--- Start of Records for the task ---
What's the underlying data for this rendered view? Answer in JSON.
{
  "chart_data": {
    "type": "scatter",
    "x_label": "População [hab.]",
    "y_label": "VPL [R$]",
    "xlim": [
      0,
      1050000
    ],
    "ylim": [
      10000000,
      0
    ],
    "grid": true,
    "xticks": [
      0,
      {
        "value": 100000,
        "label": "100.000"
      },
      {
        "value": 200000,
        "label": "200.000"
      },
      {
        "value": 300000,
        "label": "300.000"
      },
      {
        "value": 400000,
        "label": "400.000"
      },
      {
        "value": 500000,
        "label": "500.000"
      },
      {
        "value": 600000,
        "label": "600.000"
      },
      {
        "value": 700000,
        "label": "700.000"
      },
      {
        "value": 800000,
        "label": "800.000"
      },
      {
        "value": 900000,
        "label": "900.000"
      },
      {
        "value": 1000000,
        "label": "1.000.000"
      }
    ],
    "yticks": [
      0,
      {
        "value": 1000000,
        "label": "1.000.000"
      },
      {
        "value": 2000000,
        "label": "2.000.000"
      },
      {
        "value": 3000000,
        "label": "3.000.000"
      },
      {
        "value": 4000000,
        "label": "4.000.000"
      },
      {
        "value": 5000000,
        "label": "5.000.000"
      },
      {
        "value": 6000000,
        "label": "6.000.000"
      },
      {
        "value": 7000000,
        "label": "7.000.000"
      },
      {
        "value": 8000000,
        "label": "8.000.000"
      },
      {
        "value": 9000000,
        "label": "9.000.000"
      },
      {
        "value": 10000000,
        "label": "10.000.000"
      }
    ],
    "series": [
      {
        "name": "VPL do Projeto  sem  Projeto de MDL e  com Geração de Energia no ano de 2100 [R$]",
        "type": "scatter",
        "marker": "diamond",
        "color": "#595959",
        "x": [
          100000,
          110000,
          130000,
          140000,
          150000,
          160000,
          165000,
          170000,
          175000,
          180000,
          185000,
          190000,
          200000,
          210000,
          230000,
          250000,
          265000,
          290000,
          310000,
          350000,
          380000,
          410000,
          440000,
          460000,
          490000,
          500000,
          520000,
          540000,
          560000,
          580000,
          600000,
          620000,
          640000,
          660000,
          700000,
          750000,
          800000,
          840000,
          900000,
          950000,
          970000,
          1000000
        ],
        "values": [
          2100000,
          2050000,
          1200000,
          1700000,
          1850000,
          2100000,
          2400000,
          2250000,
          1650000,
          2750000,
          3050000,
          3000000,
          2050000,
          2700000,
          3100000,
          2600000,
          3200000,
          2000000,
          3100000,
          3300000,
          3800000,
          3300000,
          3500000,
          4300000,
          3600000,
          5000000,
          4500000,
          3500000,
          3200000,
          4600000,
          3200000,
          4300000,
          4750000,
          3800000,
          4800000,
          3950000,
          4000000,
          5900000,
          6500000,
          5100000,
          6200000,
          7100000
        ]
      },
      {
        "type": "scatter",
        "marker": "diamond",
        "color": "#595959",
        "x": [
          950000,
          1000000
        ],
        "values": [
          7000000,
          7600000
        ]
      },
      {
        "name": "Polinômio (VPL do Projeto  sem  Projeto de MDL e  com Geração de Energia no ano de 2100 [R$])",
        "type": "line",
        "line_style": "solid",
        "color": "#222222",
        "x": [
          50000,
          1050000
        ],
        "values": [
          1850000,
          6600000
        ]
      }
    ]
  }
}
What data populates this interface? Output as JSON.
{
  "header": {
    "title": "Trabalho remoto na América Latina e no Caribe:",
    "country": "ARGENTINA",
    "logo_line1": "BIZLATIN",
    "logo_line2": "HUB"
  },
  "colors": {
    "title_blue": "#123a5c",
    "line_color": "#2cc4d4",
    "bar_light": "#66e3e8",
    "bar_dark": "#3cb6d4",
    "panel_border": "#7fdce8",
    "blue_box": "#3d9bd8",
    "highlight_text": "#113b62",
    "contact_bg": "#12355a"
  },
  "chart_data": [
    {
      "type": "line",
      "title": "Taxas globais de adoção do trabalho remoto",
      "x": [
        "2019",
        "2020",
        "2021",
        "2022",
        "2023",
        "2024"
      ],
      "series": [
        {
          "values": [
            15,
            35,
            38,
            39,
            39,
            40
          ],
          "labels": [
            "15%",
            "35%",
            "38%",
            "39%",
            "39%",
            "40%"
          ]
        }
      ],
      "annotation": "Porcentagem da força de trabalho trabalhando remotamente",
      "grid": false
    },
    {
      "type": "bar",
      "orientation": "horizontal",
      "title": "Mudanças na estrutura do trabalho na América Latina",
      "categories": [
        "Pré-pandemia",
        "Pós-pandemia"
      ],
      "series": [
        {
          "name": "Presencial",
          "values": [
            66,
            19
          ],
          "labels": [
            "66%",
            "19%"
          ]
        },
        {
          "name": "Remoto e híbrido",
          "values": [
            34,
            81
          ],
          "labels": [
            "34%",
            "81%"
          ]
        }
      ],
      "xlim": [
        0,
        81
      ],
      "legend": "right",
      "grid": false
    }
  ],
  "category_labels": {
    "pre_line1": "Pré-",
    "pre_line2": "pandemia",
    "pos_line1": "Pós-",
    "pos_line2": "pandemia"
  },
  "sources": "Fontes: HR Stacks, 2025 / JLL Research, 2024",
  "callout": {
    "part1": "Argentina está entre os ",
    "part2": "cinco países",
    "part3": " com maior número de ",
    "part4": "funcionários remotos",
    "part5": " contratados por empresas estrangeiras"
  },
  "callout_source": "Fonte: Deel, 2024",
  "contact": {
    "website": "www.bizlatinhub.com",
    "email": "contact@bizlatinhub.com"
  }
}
--- End of Records for the task ---
§ Problem to solve: Report the number of lines in the entries above that include the word "name" and add nothing to it.

§ Output of the task: 4